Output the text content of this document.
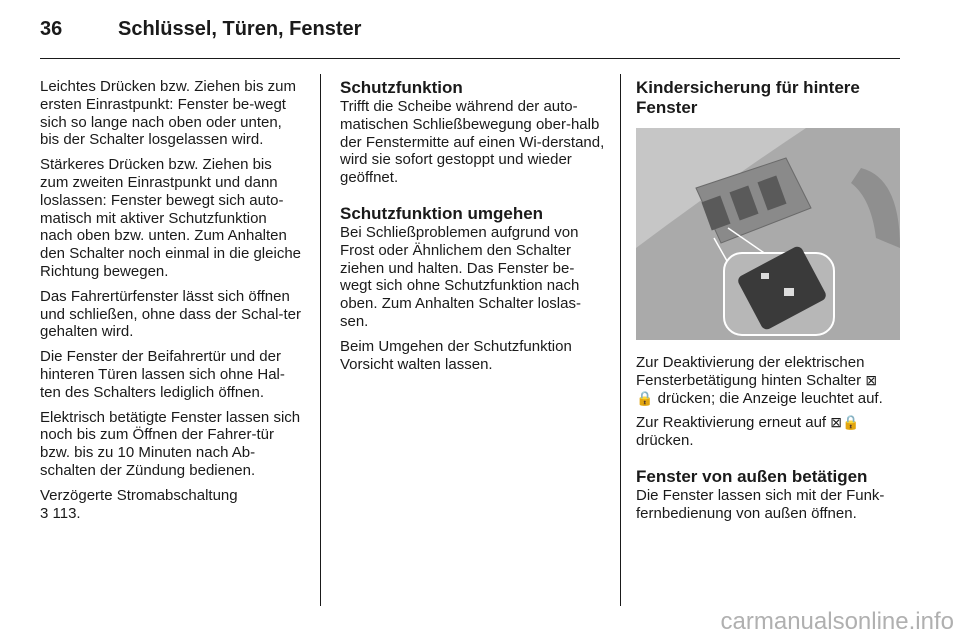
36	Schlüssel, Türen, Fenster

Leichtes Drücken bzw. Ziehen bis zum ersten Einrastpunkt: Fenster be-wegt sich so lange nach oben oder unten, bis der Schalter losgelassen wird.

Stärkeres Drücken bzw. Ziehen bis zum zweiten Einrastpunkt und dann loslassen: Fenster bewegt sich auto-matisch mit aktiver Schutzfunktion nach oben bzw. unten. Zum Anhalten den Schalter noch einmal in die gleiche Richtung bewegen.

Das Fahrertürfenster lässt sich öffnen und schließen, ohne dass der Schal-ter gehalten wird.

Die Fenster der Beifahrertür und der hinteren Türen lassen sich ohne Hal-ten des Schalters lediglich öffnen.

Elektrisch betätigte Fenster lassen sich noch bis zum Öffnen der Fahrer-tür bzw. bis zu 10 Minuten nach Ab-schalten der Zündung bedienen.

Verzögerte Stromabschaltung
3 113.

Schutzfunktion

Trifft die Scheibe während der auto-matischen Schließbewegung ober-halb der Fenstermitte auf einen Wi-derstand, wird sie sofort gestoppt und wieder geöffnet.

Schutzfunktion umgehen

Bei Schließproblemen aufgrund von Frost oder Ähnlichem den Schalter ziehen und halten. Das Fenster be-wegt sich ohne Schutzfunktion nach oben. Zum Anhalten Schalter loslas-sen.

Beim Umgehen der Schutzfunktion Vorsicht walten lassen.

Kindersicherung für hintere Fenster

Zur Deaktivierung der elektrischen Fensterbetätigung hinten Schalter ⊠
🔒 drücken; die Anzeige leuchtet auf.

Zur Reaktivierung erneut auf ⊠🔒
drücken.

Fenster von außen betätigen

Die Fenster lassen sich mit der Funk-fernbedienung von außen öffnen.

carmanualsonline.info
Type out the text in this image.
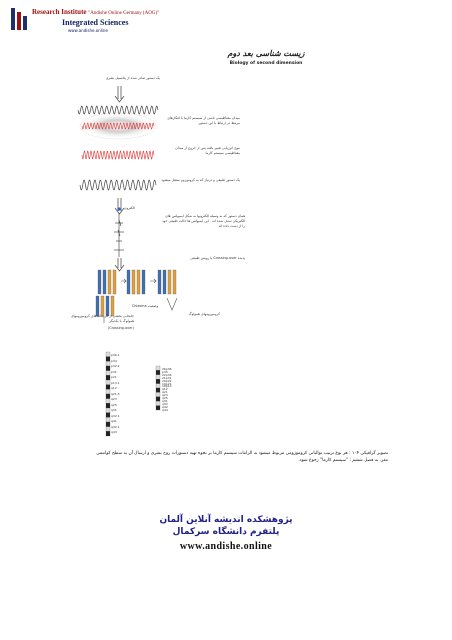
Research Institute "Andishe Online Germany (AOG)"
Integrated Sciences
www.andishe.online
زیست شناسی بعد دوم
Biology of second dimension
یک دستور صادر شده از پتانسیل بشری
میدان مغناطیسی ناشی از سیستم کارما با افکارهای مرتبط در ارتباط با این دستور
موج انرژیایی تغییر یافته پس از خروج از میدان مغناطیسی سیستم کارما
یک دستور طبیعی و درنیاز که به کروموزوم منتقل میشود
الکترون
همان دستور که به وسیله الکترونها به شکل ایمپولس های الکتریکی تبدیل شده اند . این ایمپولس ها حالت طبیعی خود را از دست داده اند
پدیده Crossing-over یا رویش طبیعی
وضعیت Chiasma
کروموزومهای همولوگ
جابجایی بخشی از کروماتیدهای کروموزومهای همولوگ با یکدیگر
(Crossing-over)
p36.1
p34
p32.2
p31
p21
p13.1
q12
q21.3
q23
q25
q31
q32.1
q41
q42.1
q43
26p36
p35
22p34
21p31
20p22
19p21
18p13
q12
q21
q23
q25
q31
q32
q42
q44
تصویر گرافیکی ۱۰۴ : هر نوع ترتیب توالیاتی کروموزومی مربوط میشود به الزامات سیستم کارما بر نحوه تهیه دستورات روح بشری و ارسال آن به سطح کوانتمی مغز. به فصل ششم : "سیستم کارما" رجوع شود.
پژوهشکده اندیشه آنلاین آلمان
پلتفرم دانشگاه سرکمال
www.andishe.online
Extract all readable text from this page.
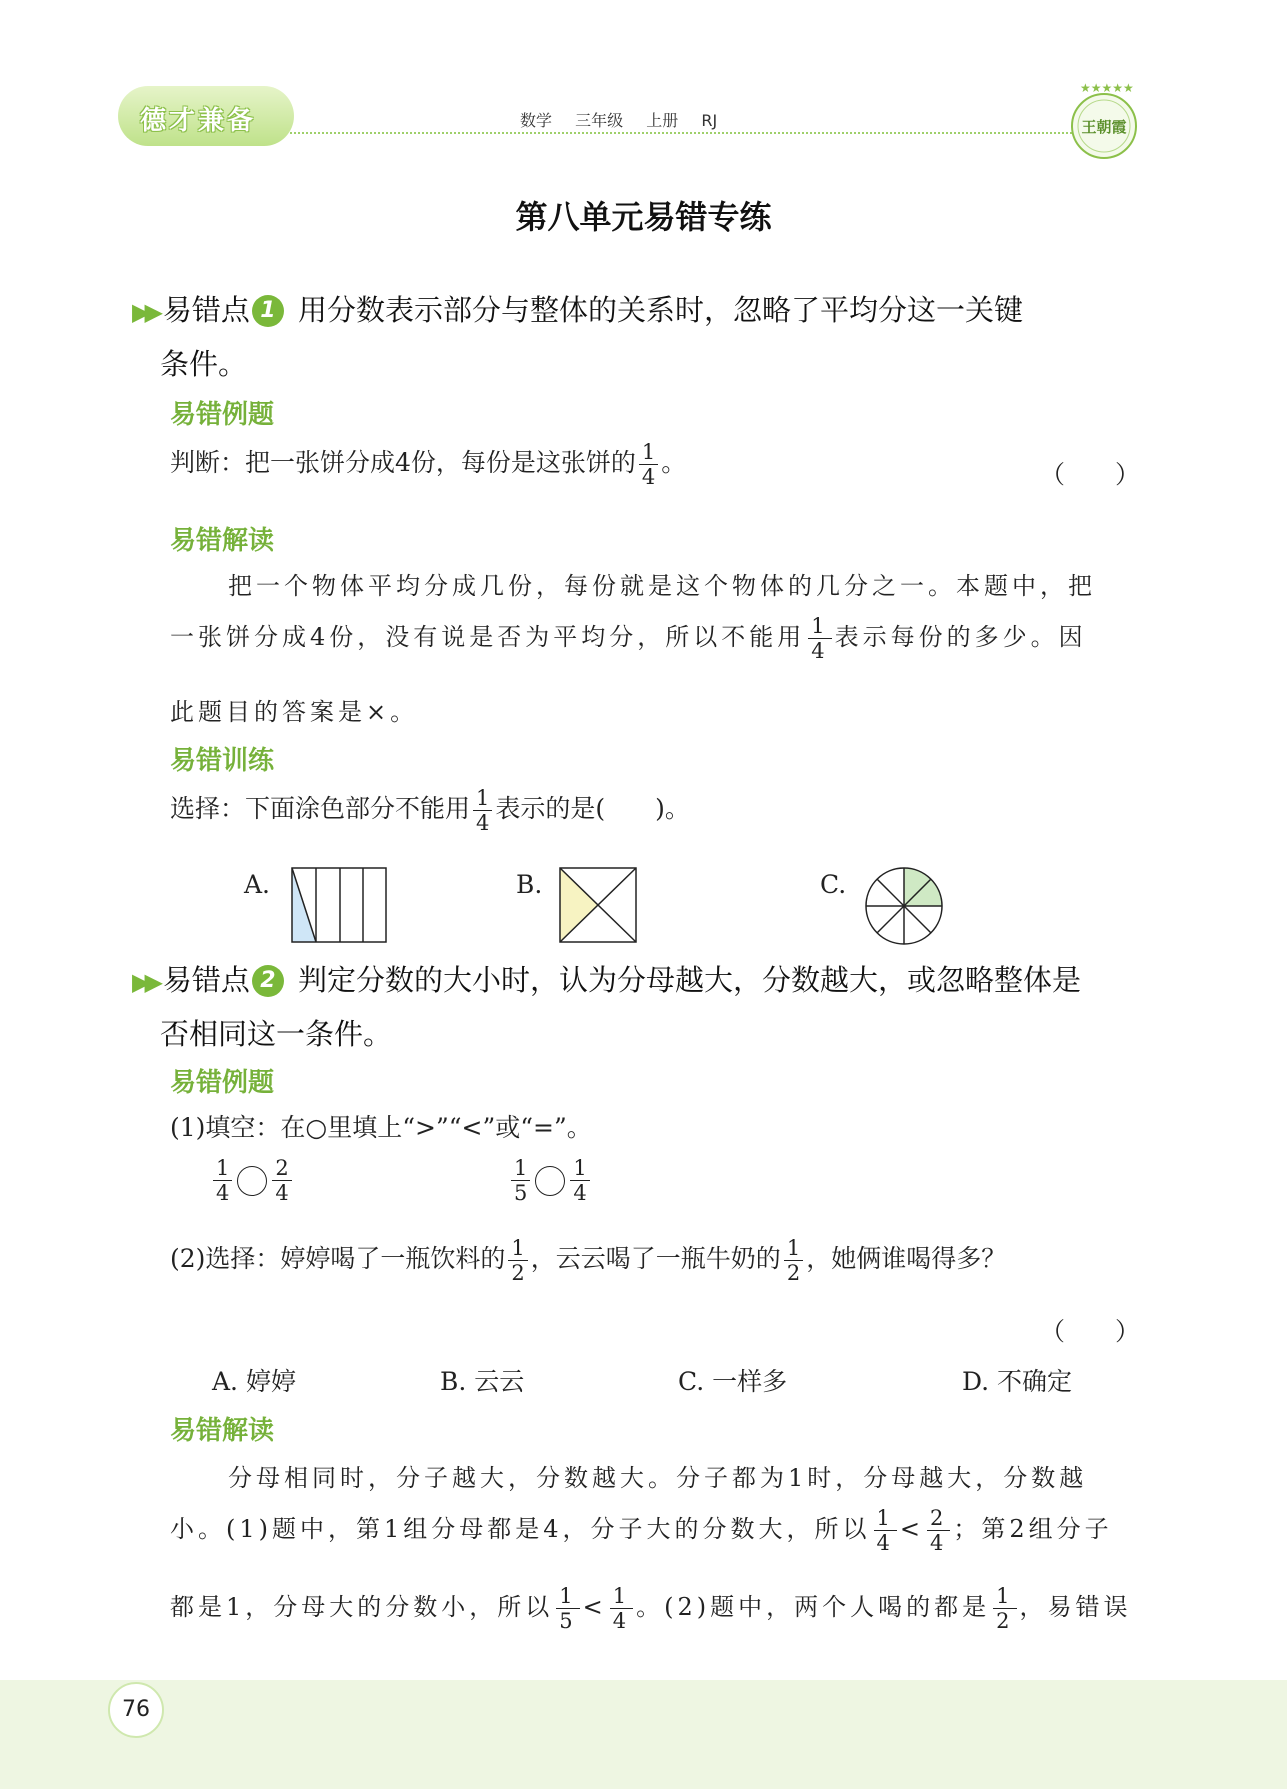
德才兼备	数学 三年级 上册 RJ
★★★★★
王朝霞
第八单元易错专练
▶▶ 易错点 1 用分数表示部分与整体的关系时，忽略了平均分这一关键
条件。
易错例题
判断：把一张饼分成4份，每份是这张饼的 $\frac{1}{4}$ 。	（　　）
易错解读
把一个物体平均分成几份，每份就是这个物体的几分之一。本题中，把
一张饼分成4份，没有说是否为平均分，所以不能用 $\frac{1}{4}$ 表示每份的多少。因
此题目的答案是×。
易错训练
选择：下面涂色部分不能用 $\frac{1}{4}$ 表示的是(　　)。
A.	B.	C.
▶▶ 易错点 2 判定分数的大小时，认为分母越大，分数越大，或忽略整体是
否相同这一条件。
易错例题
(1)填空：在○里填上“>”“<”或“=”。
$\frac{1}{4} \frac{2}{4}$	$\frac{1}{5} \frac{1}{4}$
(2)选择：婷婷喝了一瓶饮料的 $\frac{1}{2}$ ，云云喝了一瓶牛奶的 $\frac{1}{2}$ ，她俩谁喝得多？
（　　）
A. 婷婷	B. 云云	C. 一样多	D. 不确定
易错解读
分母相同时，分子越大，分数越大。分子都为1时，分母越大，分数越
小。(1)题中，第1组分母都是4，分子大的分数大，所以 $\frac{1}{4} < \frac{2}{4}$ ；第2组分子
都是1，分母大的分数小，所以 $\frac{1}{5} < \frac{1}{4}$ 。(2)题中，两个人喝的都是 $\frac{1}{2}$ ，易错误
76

■ **Aim of the exercise**:
Copy everything in the records above except the pictures, exactly as written.

■ **Exercise response**:
Output the text content of this document.
36	Schlüssel, Türen, Fenster

Leichtes Drücken bzw. Ziehen bis zum ersten Einrastpunkt: Fenster be-wegt sich so lange nach oben oder unten, bis der Schalter losgelassen wird.

Stärkeres Drücken bzw. Ziehen bis zum zweiten Einrastpunkt und dann loslassen: Fenster bewegt sich auto-matisch mit aktiver Schutzfunktion nach oben bzw. unten. Zum Anhalten den Schalter noch einmal in die gleiche Richtung bewegen.

Das Fahrertürfenster lässt sich öffnen und schließen, ohne dass der Schal-ter gehalten wird.

Die Fenster der Beifahrertür und der hinteren Türen lassen sich ohne Hal-ten des Schalters lediglich öffnen.

Elektrisch betätigte Fenster lassen sich noch bis zum Öffnen der Fahrer-tür bzw. bis zu 10 Minuten nach Ab-schalten der Zündung bedienen.

Verzögerte Stromabschaltung
3 113.

Schutzfunktion

Trifft die Scheibe während der auto-matischen Schließbewegung ober-halb der Fenstermitte auf einen Wi-derstand, wird sie sofort gestoppt und wieder geöffnet.

Schutzfunktion umgehen

Bei Schließproblemen aufgrund von Frost oder Ähnlichem den Schalter ziehen und halten. Das Fenster be-wegt sich ohne Schutzfunktion nach oben. Zum Anhalten Schalter loslas-sen.

Beim Umgehen der Schutzfunktion Vorsicht walten lassen.

Kindersicherung für hintere Fenster

Zur Deaktivierung der elektrischen Fensterbetätigung hinten Schalter ⊠
🔒 drücken; die Anzeige leuchtet auf.

Zur Reaktivierung erneut auf ⊠🔒
drücken.

Fenster von außen betätigen

Die Fenster lassen sich mit der Funk-fernbedienung von außen öffnen.

carmanualsonline.info
Type out the text in this image.
Research Institute "Andishe Online Germany (AOG)"
Integrated Sciences
www.andishe.online
زیست شناسی بعد دوم
Biology of second dimension
یک دستور صادر شده از پتانسیل بشری
میدان مغناطیسی ناشی از سیستم کارما با افکارهای مرتبط در ارتباط با این دستور
موج انرژیایی تغییر یافته پس از خروج از میدان مغناطیسی سیستم کارما
یک دستور طبیعی و درنیاز که به کروموزوم منتقل میشود
الکترون
همان دستور که به وسیله الکترونها به شکل ایمپولس های الکتریکی تبدیل شده اند . این ایمپولس ها حالت طبیعی خود را از دست داده اند
پدیده Crossing-over یا رویش طبیعی
وضعیت Chiasma
کروموزومهای همولوگ
جابجایی بخشی از کروماتیدهای کروموزومهای همولوگ با یکدیگر
(Crossing-over)
p36.1
p34
p32.2
p31
p21
p13.1
q12
q21.3
q23
q25
q31
q32.1
q41
q42.1
q43
26p36
p35
22p34
21p31
20p22
19p21
18p13
q12
q21
q23
q25
q31
q32
q42
q44
تصویر گرافیکی ۱۰۴ : هر نوع ترتیب توالیاتی کروموزومی مربوط میشود به الزامات سیستم کارما بر نحوه تهیه دستورات روح بشری و ارسال آن به سطح کوانتمی مغز. به فصل ششم : "سیستم کارما" رجوع شود.
پژوهشکده اندیشه آنلاین آلمان
پلتفرم دانشگاه سرکمال
www.andishe.online
Extract all readable text from this page.
德才兼备	数学 三年级 上册 RJ
★★★★★
王朝霞
第八单元易错专练
▶▶ 易错点 1 用分数表示部分与整体的关系时，忽略了平均分这一关键
条件。
易错例题
判断：把一张饼分成4份，每份是这张饼的 $\frac{1}{4}$ 。	（　　）
易错解读
把一个物体平均分成几份，每份就是这个物体的几分之一。本题中，把
一张饼分成4份，没有说是否为平均分，所以不能用 $\frac{1}{4}$ 表示每份的多少。因
此题目的答案是×。
易错训练
选择：下面涂色部分不能用 $\frac{1}{4}$ 表示的是(　　)。
A.	B.	C.
▶▶ 易错点 2 判定分数的大小时，认为分母越大，分数越大，或忽略整体是
否相同这一条件。
易错例题
(1)填空：在○里填上“>”“<”或“=”。
$\frac{1}{4} \frac{2}{4}$	$\frac{1}{5} \frac{1}{4}$
(2)选择：婷婷喝了一瓶饮料的 $\frac{1}{2}$ ，云云喝了一瓶牛奶的 $\frac{1}{2}$ ，她俩谁喝得多？
（　　）
A. 婷婷	B. 云云	C. 一样多	D. 不确定
易错解读
分母相同时，分子越大，分数越大。分子都为1时，分母越大，分数越
小。(1)题中，第1组分母都是4，分子大的分数大，所以 $\frac{1}{4} < \frac{2}{4}$ ；第2组分子
都是1，分母大的分数小，所以 $\frac{1}{5} < \frac{1}{4}$ 。(2)题中，两个人喝的都是 $\frac{1}{2}$ ，易错误
76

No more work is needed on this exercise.